Collected data
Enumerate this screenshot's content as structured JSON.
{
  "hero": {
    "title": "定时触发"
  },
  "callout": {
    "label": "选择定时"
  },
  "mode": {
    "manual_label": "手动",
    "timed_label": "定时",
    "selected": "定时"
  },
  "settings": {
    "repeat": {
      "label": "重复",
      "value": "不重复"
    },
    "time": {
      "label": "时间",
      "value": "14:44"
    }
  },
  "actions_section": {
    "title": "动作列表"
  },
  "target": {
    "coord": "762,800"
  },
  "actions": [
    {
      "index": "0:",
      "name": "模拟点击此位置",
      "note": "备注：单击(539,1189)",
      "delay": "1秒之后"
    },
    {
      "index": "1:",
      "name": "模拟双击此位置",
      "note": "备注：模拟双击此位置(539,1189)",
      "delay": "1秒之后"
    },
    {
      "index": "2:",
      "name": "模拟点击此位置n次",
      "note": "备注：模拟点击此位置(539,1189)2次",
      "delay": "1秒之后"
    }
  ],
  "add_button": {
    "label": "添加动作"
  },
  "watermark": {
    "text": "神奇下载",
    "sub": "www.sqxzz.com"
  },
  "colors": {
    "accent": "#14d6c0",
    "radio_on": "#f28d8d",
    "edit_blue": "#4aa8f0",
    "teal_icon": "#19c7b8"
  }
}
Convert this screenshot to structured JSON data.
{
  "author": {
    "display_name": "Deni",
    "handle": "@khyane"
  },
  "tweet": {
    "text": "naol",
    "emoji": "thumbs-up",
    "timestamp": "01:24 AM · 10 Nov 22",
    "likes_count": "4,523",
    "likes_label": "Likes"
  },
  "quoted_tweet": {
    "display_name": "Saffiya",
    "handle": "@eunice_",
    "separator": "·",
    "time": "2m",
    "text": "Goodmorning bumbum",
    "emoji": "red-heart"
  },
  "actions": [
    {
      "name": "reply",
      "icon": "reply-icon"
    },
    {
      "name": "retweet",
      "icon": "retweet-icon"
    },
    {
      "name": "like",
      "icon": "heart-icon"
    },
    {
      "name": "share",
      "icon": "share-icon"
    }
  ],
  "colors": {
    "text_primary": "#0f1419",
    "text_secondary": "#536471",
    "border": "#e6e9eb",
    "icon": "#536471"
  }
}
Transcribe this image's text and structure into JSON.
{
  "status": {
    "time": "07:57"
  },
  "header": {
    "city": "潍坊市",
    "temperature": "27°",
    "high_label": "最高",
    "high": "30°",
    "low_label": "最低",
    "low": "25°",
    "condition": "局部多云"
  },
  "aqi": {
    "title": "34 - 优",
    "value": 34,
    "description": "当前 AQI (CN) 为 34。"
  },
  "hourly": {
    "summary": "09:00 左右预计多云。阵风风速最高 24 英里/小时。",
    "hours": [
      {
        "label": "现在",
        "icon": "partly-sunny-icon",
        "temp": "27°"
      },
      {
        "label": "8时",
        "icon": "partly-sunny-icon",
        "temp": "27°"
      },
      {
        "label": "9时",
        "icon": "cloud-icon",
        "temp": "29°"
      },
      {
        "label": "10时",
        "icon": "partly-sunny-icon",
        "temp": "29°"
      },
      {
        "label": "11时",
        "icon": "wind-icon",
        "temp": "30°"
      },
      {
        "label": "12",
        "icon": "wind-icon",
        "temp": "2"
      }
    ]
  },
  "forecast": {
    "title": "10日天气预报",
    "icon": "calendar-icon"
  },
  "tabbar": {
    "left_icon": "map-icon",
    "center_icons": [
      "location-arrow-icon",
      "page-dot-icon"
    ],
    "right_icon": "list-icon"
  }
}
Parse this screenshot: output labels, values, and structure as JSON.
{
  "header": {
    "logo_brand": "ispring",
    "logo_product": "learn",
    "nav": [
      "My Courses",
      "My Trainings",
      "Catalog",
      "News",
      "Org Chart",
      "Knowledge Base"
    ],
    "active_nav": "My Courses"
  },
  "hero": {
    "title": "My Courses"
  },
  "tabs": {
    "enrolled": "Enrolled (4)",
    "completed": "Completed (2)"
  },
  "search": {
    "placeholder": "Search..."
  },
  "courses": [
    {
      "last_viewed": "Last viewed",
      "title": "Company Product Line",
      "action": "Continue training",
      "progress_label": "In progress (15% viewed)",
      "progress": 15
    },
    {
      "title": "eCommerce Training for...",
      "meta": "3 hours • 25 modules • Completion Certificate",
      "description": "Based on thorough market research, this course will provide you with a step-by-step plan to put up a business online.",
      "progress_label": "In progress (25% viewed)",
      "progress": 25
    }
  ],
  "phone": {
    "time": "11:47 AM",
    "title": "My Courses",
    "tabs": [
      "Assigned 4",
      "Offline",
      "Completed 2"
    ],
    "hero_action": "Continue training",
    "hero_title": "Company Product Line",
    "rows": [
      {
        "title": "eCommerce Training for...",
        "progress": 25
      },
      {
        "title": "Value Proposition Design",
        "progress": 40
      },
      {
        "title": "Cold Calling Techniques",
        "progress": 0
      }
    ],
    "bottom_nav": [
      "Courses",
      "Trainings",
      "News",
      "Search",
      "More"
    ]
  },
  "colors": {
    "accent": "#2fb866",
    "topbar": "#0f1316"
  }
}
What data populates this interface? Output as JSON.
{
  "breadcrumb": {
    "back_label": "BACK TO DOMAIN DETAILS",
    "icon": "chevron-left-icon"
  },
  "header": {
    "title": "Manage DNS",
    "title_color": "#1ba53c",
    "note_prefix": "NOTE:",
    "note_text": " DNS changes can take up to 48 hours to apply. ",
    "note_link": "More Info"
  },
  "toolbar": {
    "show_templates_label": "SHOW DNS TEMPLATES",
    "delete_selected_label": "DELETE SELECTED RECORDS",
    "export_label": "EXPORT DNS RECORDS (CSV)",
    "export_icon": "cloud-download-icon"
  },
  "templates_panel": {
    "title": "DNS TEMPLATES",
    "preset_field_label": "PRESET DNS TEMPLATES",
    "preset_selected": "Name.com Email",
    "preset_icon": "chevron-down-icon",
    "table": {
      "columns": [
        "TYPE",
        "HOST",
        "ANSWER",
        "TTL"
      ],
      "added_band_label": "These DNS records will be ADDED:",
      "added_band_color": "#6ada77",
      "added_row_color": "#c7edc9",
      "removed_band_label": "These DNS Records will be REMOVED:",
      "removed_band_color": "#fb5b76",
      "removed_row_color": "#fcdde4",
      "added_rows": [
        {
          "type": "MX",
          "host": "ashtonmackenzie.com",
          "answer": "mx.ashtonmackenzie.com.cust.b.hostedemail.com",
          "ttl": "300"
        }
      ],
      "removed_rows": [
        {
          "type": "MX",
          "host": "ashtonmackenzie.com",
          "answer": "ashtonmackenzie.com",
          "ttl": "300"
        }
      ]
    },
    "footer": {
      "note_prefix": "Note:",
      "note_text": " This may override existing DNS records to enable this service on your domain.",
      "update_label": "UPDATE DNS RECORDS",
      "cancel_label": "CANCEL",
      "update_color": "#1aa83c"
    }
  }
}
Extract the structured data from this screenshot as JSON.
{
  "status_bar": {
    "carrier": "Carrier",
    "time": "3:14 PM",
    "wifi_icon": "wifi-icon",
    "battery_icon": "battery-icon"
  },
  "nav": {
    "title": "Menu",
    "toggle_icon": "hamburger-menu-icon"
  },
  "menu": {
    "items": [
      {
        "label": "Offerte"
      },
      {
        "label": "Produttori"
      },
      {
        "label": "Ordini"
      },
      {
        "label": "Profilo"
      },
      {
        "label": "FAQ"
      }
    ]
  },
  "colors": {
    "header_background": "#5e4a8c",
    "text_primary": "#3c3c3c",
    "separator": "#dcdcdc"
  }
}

◆ **Problem requirements**: Reproduce each record exactly as it appears.

◆ **The output**:
Enumerate this screenshot's content as structured JSON.
{
  "hero": {
    "title": "定时触发"
  },
  "callout": {
    "label": "选择定时"
  },
  "mode": {
    "manual_label": "手动",
    "timed_label": "定时",
    "selected": "定时"
  },
  "settings": {
    "repeat": {
      "label": "重复",
      "value": "不重复"
    },
    "time": {
      "label": "时间",
      "value": "14:44"
    }
  },
  "actions_section": {
    "title": "动作列表"
  },
  "target": {
    "coord": "762,800"
  },
  "actions": [
    {
      "index": "0:",
      "name": "模拟点击此位置",
      "note": "备注：单击(539,1189)",
      "delay": "1秒之后"
    },
    {
      "index": "1:",
      "name": "模拟双击此位置",
      "note": "备注：模拟双击此位置(539,1189)",
      "delay": "1秒之后"
    },
    {
      "index": "2:",
      "name": "模拟点击此位置n次",
      "note": "备注：模拟点击此位置(539,1189)2次",
      "delay": "1秒之后"
    }
  ],
  "add_button": {
    "label": "添加动作"
  },
  "watermark": {
    "text": "神奇下载",
    "sub": "www.sqxzz.com"
  },
  "colors": {
    "accent": "#14d6c0",
    "radio_on": "#f28d8d",
    "edit_blue": "#4aa8f0",
    "teal_icon": "#19c7b8"
  }
}
Convert this screenshot to structured JSON data.
{
  "author": {
    "display_name": "Deni",
    "handle": "@khyane"
  },
  "tweet": {
    "text": "naol",
    "emoji": "thumbs-up",
    "timestamp": "01:24 AM · 10 Nov 22",
    "likes_count": "4,523",
    "likes_label": "Likes"
  },
  "quoted_tweet": {
    "display_name": "Saffiya",
    "handle": "@eunice_",
    "separator": "·",
    "time": "2m",
    "text": "Goodmorning bumbum",
    "emoji": "red-heart"
  },
  "actions": [
    {
      "name": "reply",
      "icon": "reply-icon"
    },
    {
      "name": "retweet",
      "icon": "retweet-icon"
    },
    {
      "name": "like",
      "icon": "heart-icon"
    },
    {
      "name": "share",
      "icon": "share-icon"
    }
  ],
  "colors": {
    "text_primary": "#0f1419",
    "text_secondary": "#536471",
    "border": "#e6e9eb",
    "icon": "#536471"
  }
}
Transcribe this image's text and structure into JSON.
{
  "status": {
    "time": "07:57"
  },
  "header": {
    "city": "潍坊市",
    "temperature": "27°",
    "high_label": "最高",
    "high": "30°",
    "low_label": "最低",
    "low": "25°",
    "condition": "局部多云"
  },
  "aqi": {
    "title": "34 - 优",
    "value": 34,
    "description": "当前 AQI (CN) 为 34。"
  },
  "hourly": {
    "summary": "09:00 左右预计多云。阵风风速最高 24 英里/小时。",
    "hours": [
      {
        "label": "现在",
        "icon": "partly-sunny-icon",
        "temp": "27°"
      },
      {
        "label": "8时",
        "icon": "partly-sunny-icon",
        "temp": "27°"
      },
      {
        "label": "9时",
        "icon": "cloud-icon",
        "temp": "29°"
      },
      {
        "label": "10时",
        "icon": "partly-sunny-icon",
        "temp": "29°"
      },
      {
        "label": "11时",
        "icon": "wind-icon",
        "temp": "30°"
      },
      {
        "label": "12",
        "icon": "wind-icon",
        "temp": "2"
      }
    ]
  },
  "forecast": {
    "title": "10日天气预报",
    "icon": "calendar-icon"
  },
  "tabbar": {
    "left_icon": "map-icon",
    "center_icons": [
      "location-arrow-icon",
      "page-dot-icon"
    ],
    "right_icon": "list-icon"
  }
}
Parse this screenshot: output labels, values, and structure as JSON.
{
  "header": {
    "logo_brand": "ispring",
    "logo_product": "learn",
    "nav": [
      "My Courses",
      "My Trainings",
      "Catalog",
      "News",
      "Org Chart",
      "Knowledge Base"
    ],
    "active_nav": "My Courses"
  },
  "hero": {
    "title": "My Courses"
  },
  "tabs": {
    "enrolled": "Enrolled (4)",
    "completed": "Completed (2)"
  },
  "search": {
    "placeholder": "Search..."
  },
  "courses": [
    {
      "last_viewed": "Last viewed",
      "title": "Company Product Line",
      "action": "Continue training",
      "progress_label": "In progress (15% viewed)",
      "progress": 15
    },
    {
      "title": "eCommerce Training for...",
      "meta": "3 hours • 25 modules • Completion Certificate",
      "description": "Based on thorough market research, this course will provide you with a step-by-step plan to put up a business online.",
      "progress_label": "In progress (25% viewed)",
      "progress": 25
    }
  ],
  "phone": {
    "time": "11:47 AM",
    "title": "My Courses",
    "tabs": [
      "Assigned 4",
      "Offline",
      "Completed 2"
    ],
    "hero_action": "Continue training",
    "hero_title": "Company Product Line",
    "rows": [
      {
        "title": "eCommerce Training for...",
        "progress": 25
      },
      {
        "title": "Value Proposition Design",
        "progress": 40
      },
      {
        "title": "Cold Calling Techniques",
        "progress": 0
      }
    ],
    "bottom_nav": [
      "Courses",
      "Trainings",
      "News",
      "Search",
      "More"
    ]
  },
  "colors": {
    "accent": "#2fb866",
    "topbar": "#0f1316"
  }
}
What data populates this interface? Output as JSON.
{
  "breadcrumb": {
    "back_label": "BACK TO DOMAIN DETAILS",
    "icon": "chevron-left-icon"
  },
  "header": {
    "title": "Manage DNS",
    "title_color": "#1ba53c",
    "note_prefix": "NOTE:",
    "note_text": " DNS changes can take up to 48 hours to apply. ",
    "note_link": "More Info"
  },
  "toolbar": {
    "show_templates_label": "SHOW DNS TEMPLATES",
    "delete_selected_label": "DELETE SELECTED RECORDS",
    "export_label": "EXPORT DNS RECORDS (CSV)",
    "export_icon": "cloud-download-icon"
  },
  "templates_panel": {
    "title": "DNS TEMPLATES",
    "preset_field_label": "PRESET DNS TEMPLATES",
    "preset_selected": "Name.com Email",
    "preset_icon": "chevron-down-icon",
    "table": {
      "columns": [
        "TYPE",
        "HOST",
        "ANSWER",
        "TTL"
      ],
      "added_band_label": "These DNS records will be ADDED:",
      "added_band_color": "#6ada77",
      "added_row_color": "#c7edc9",
      "removed_band_label": "These DNS Records will be REMOVED:",
      "removed_band_color": "#fb5b76",
      "removed_row_color": "#fcdde4",
      "added_rows": [
        {
          "type": "MX",
          "host": "ashtonmackenzie.com",
          "answer": "mx.ashtonmackenzie.com.cust.b.hostedemail.com",
          "ttl": "300"
        }
      ],
      "removed_rows": [
        {
          "type": "MX",
          "host": "ashtonmackenzie.com",
          "answer": "ashtonmackenzie.com",
          "ttl": "300"
        }
      ]
    },
    "footer": {
      "note_prefix": "Note:",
      "note_text": " This may override existing DNS records to enable this service on your domain.",
      "update_label": "UPDATE DNS RECORDS",
      "cancel_label": "CANCEL",
      "update_color": "#1aa83c"
    }
  }
}
Extract the structured data from this screenshot as JSON.
{
  "status_bar": {
    "carrier": "Carrier",
    "time": "3:14 PM",
    "wifi_icon": "wifi-icon",
    "battery_icon": "battery-icon"
  },
  "nav": {
    "title": "Menu",
    "toggle_icon": "hamburger-menu-icon"
  },
  "menu": {
    "items": [
      {
        "label": "Offerte"
      },
      {
        "label": "Produttori"
      },
      {
        "label": "Ordini"
      },
      {
        "label": "Profilo"
      },
      {
        "label": "FAQ"
      }
    ]
  },
  "colors": {
    "header_background": "#5e4a8c",
    "text_primary": "#3c3c3c",
    "separator": "#dcdcdc"
  }
}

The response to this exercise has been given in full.